Each line of the listing below containing the word "start" should be returned.

◆ DATA TO PROCESS
※ ※ ※

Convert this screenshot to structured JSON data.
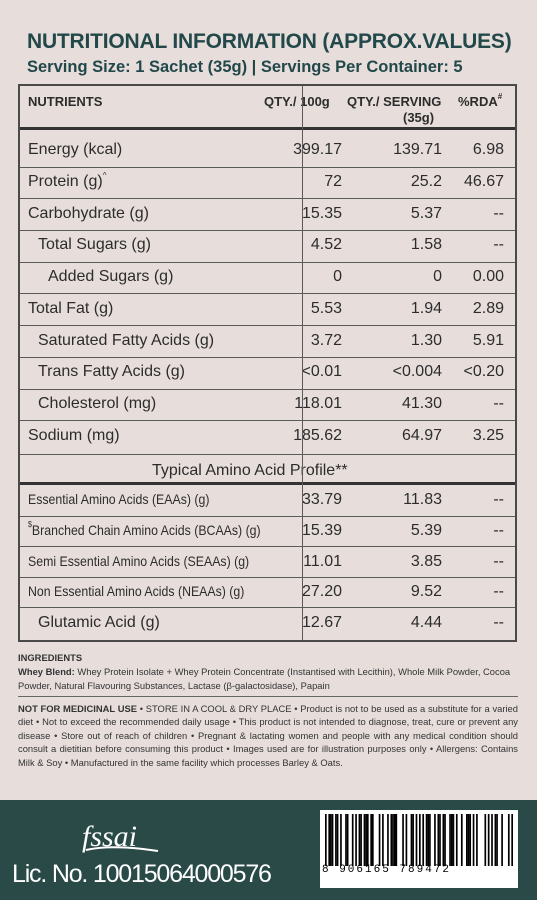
{
  "header": {
    "title": "NUTRITIONAL INFORMATION (APPROX.VALUES)",
    "serving": "Serving Size: 1 Sachet (35g) | Servings Per Container: 5"
  },
  "table": {
    "col_nutrients": "NUTRIENTS",
    "col_per100": "QTY./ 100g",
    "col_serving_a": "QTY./ SERVING",
    "col_serving_b": "(35g)",
    "col_rda": "%RDA",
    "col_rda_mark": "#",
    "amino_heading": "Typical Amino Acid Profile**",
    "rows": [
      {
        "name": "Energy (kcal)",
        "mark": "",
        "per100": "399.17",
        "serving": "139.71",
        "rda": "6.98"
      },
      {
        "name": "Protein (g)",
        "mark": "^",
        "per100": "72",
        "serving": "25.2",
        "rda": "46.67"
      },
      {
        "name": "Carbohydrate (g)",
        "mark": "",
        "per100": "15.35",
        "serving": "5.37",
        "rda": "--"
      },
      {
        "name": "Total Sugars (g)",
        "mark": "",
        "per100": "4.52",
        "serving": "1.58",
        "rda": "--"
      },
      {
        "name": "Added Sugars (g)",
        "mark": "",
        "per100": "0",
        "serving": "0",
        "rda": "0.00"
      },
      {
        "name": "Total Fat (g)",
        "mark": "",
        "per100": "5.53",
        "serving": "1.94",
        "rda": "2.89"
      },
      {
        "name": "Saturated Fatty Acids (g)",
        "mark": "",
        "per100": "3.72",
        "serving": "1.30",
        "rda": "5.91"
      },
      {
        "name": "Trans Fatty Acids (g)",
        "mark": "",
        "per100": "<0.01",
        "serving": "<0.004",
        "rda": "<0.20"
      },
      {
        "name": "Cholesterol (mg)",
        "mark": "",
        "per100": "118.01",
        "serving": "41.30",
        "rda": "--"
      },
      {
        "name": "Sodium (mg)",
        "mark": "",
        "per100": "185.62",
        "serving": "64.97",
        "rda": "3.25"
      }
    ],
    "amino_rows": [
      {
        "name": "Essential Amino Acids (EAAs) (g)",
        "mark": "",
        "per100": "33.79",
        "serving": "11.83",
        "rda": "--"
      },
      {
        "name": "Branched Chain Amino Acids (BCAAs) (g)",
        "mark": "$",
        "per100": "15.39",
        "serving": "5.39",
        "rda": "--"
      },
      {
        "name": "Semi Essential Amino Acids (SEAAs) (g)",
        "mark": "",
        "per100": "11.01",
        "serving": "3.85",
        "rda": "--"
      },
      {
        "name": "Non Essential Amino Acids (NEAAs) (g)",
        "mark": "",
        "per100": "27.20",
        "serving": "9.52",
        "rda": "--"
      },
      {
        "name": "Glutamic Acid (g)",
        "mark": "",
        "per100": "12.67",
        "serving": "4.44",
        "rda": "--"
      }
    ]
  },
  "ingredients": {
    "heading": "INGREDIENTS",
    "label": "Whey Blend:",
    "text": "Whey Protein Isolate + Whey Protein Concentrate (Instantised with Lecithin), Whole Milk Powder, Cocoa Powder, Natural Flavouring Substances, Lactase (β-galactosidase), Papain"
  },
  "disclaimer": {
    "heading": "NOT FOR MEDICINAL USE",
    "text": " • STORE IN A COOL & DRY PLACE • Product is not to be used as a substitute for a varied diet • Not to exceed the recommended daily usage • This product is not intended to diagnose, treat, cure or prevent any disease • Store out of reach of children • Pregnant & lactating women and people with any medical condition should consult a dietitian before consuming this product • Images used are for illustration purposes only • Allergens: Contains Milk & Soy • Manufactured in the same facility which processes Barley & Oats."
  },
  "footer": {
    "fssai_logo": "fssai",
    "license": "Lic. No. 10015064000576",
    "barcode_number": "8 906165 789472",
    "barcode_bars": "1011101101001100101011011101100010100101111000101001101010101110010110110011101001001110101000010101011001000101"
  },
  "colors": {
    "background": "#e7dedc",
    "accent": "#22484a",
    "footer": "#2a4a48"
  }
}
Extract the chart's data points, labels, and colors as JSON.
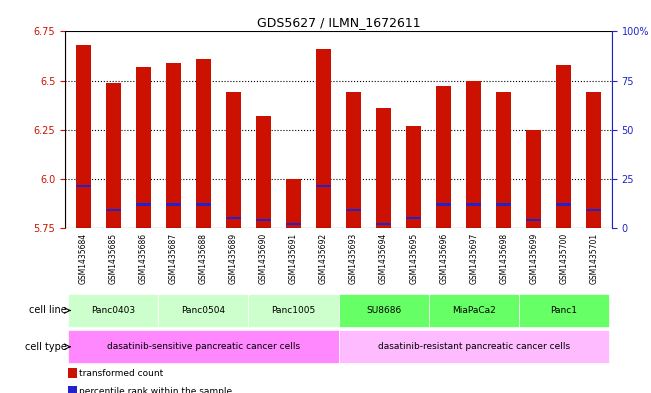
{
  "title": "GDS5627 / ILMN_1672611",
  "samples": [
    "GSM1435684",
    "GSM1435685",
    "GSM1435686",
    "GSM1435687",
    "GSM1435688",
    "GSM1435689",
    "GSM1435690",
    "GSM1435691",
    "GSM1435692",
    "GSM1435693",
    "GSM1435694",
    "GSM1435695",
    "GSM1435696",
    "GSM1435697",
    "GSM1435698",
    "GSM1435699",
    "GSM1435700",
    "GSM1435701"
  ],
  "red_values": [
    6.68,
    6.49,
    6.57,
    6.59,
    6.61,
    6.44,
    6.32,
    6.0,
    6.66,
    6.44,
    6.36,
    6.27,
    6.47,
    6.5,
    6.44,
    6.25,
    6.58,
    6.44
  ],
  "blue_values": [
    5.965,
    5.84,
    5.87,
    5.87,
    5.87,
    5.8,
    5.79,
    5.77,
    5.965,
    5.84,
    5.77,
    5.8,
    5.87,
    5.87,
    5.87,
    5.79,
    5.87,
    5.84
  ],
  "ymin": 5.75,
  "ymax": 6.75,
  "yticks_left": [
    5.75,
    6.0,
    6.25,
    6.5,
    6.75
  ],
  "yticks_right": [
    0,
    25,
    50,
    75,
    100
  ],
  "cell_lines": [
    {
      "label": "Panc0403",
      "start": 0,
      "end": 3,
      "color": "#ccffcc"
    },
    {
      "label": "Panc0504",
      "start": 3,
      "end": 6,
      "color": "#ccffcc"
    },
    {
      "label": "Panc1005",
      "start": 6,
      "end": 9,
      "color": "#ccffcc"
    },
    {
      "label": "SU8686",
      "start": 9,
      "end": 12,
      "color": "#66ff66"
    },
    {
      "label": "MiaPaCa2",
      "start": 12,
      "end": 15,
      "color": "#66ff66"
    },
    {
      "label": "Panc1",
      "start": 15,
      "end": 18,
      "color": "#66ff66"
    }
  ],
  "cell_types": [
    {
      "label": "dasatinib-sensitive pancreatic cancer cells",
      "start": 0,
      "end": 9,
      "color": "#ff88ff"
    },
    {
      "label": "dasatinib-resistant pancreatic cancer cells",
      "start": 9,
      "end": 18,
      "color": "#ffbbff"
    }
  ],
  "bar_color": "#cc1100",
  "marker_color": "#2222cc",
  "bar_width": 0.5,
  "background_color": "#ffffff",
  "grid_color": "#000000",
  "axis_color_left": "#cc1100",
  "axis_color_right": "#2222cc"
}
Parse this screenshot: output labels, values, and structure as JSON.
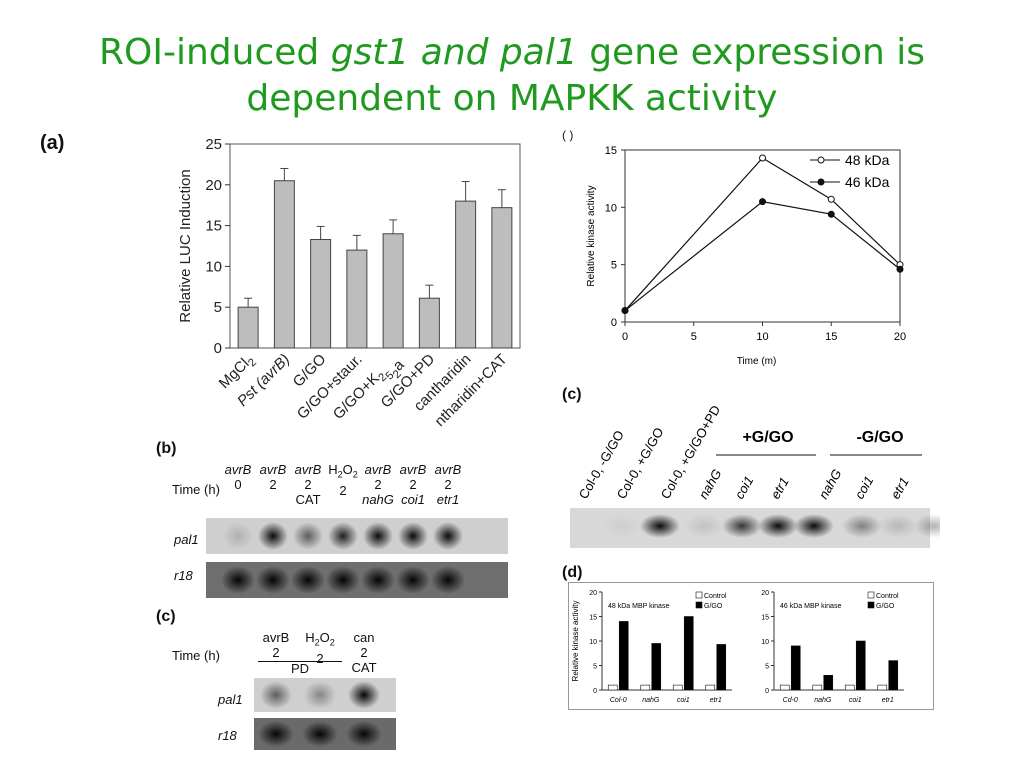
{
  "title": {
    "line1_pre": "ROI-induced ",
    "line1_italic": "gst1 and pal1",
    "line1_post": " gene expression is",
    "line2": "dependent on MAPKK activity"
  },
  "panel_labels": {
    "a": "(a)",
    "b": "(b)",
    "c_top": "(c)",
    "c_bottom": "(c)",
    "d": "(d)",
    "partial": "( )"
  },
  "chart_data": [
    {
      "type": "bar",
      "panel": "a",
      "ylabel": "Relative LUC Induction",
      "ylim": [
        0,
        25
      ],
      "yticks": [
        "0",
        "5",
        "10",
        "15",
        "20",
        "25"
      ],
      "categories": [
        "MgCl2",
        "Pst (avrB)",
        "G/GO",
        "G/GO+staur.",
        "G/GO+K252a",
        "G/GO+PD",
        "cantharidin",
        "ntharidin+CAT"
      ],
      "values": [
        5,
        20.5,
        13.3,
        12,
        14,
        6.1,
        18,
        17.2
      ],
      "errors": [
        1.1,
        1.5,
        1.6,
        1.8,
        1.7,
        1.6,
        2.4,
        2.2
      ],
      "color": "#bdbdbd"
    },
    {
      "type": "line",
      "panel": "c-top",
      "xlabel": "Time (m)",
      "ylabel": "Relative kinase activity",
      "xlim": [
        0,
        20
      ],
      "ylim": [
        0,
        15
      ],
      "xticks": [
        "0",
        "5",
        "10",
        "15",
        "20"
      ],
      "yticks": [
        "0",
        "5",
        "10",
        "15"
      ],
      "legend": "top-right",
      "series": [
        {
          "name": "48 kDa",
          "x": [
            0,
            10,
            15,
            20
          ],
          "values": [
            1,
            14.3,
            10.7,
            5
          ],
          "marker": "open-circle"
        },
        {
          "name": "46 kDa",
          "x": [
            0,
            10,
            15,
            20
          ],
          "values": [
            1,
            10.5,
            9.4,
            4.6
          ],
          "marker": "filled-circle"
        }
      ]
    },
    {
      "type": "bar",
      "panel": "d-left",
      "title": "48 kDa MBP kinase",
      "ylabel": "Relative kinase activity",
      "ylim": [
        0,
        20
      ],
      "yticks": [
        "0",
        "5",
        "10",
        "15",
        "20"
      ],
      "categories": [
        "Col-0",
        "nahG",
        "coi1",
        "etr1"
      ],
      "legend": "top-right",
      "series": [
        {
          "name": "Control",
          "values": [
            1,
            1,
            1,
            1
          ],
          "color": "#ffffff"
        },
        {
          "name": "G/GO",
          "values": [
            14,
            9.5,
            15,
            9.3
          ],
          "color": "#000000"
        }
      ]
    },
    {
      "type": "bar",
      "panel": "d-right",
      "title": "46 kDa MBP kinase",
      "ylim": [
        0,
        20
      ],
      "yticks": [
        "0",
        "5",
        "10",
        "15",
        "20"
      ],
      "categories": [
        "Cd-0",
        "nahG",
        "coi1",
        "etr1"
      ],
      "legend": "top-right",
      "series": [
        {
          "name": "Control",
          "values": [
            1,
            1,
            1,
            1
          ],
          "color": "#ffffff"
        },
        {
          "name": "G/GO",
          "values": [
            9,
            3,
            10,
            6
          ],
          "color": "#000000"
        }
      ]
    }
  ],
  "blot_b": {
    "time_label": "Time (h)",
    "columns": [
      {
        "treatment": "avrB",
        "time": "0",
        "extra": ""
      },
      {
        "treatment": "avrB",
        "time": "2",
        "extra": ""
      },
      {
        "treatment": "avrB",
        "time": "2",
        "extra": "CAT"
      },
      {
        "treatment": "H2O2",
        "time": "2",
        "extra": ""
      },
      {
        "treatment": "avrB",
        "time": "2",
        "extra": "nahG"
      },
      {
        "treatment": "avrB",
        "time": "2",
        "extra": "coi1"
      },
      {
        "treatment": "avrB",
        "time": "2",
        "extra": "etr1"
      }
    ],
    "rows": [
      "pal1",
      "r18"
    ],
    "pal1_intensity": [
      0.15,
      0.95,
      0.55,
      0.85,
      0.95,
      0.95,
      0.95
    ]
  },
  "blot_c_bottom": {
    "time_label": "Time (h)",
    "columns": [
      {
        "treatment": "avrB",
        "time": "2"
      },
      {
        "treatment": "H2O2",
        "time": "2"
      },
      {
        "treatment": "can",
        "time": "2",
        "extra": "CAT"
      }
    ],
    "group_label": "PD",
    "rows": [
      "pal1",
      "r18"
    ]
  },
  "blot_c_top": {
    "lanes": [
      "Col-0, -G/GO",
      "Col-0, +G/GO",
      "Col-0, +G/GO+PD",
      "nahG",
      "coi1",
      "etr1",
      "nahG",
      "coi1",
      "etr1"
    ],
    "group_plus": "+G/GO",
    "group_minus": "-G/GO",
    "intensity": [
      0.05,
      0.95,
      0.1,
      0.75,
      0.95,
      0.95,
      0.4,
      0.15,
      0.3
    ]
  }
}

※ ※ ※

◆ SOLUTION FOR THIS PROBLEM
      "start": 0,
      "start": 3,
      "start": 6,
      "start": 9,
      "start": 12,
      "start": 15,
      "start": 0,
      "start": 9,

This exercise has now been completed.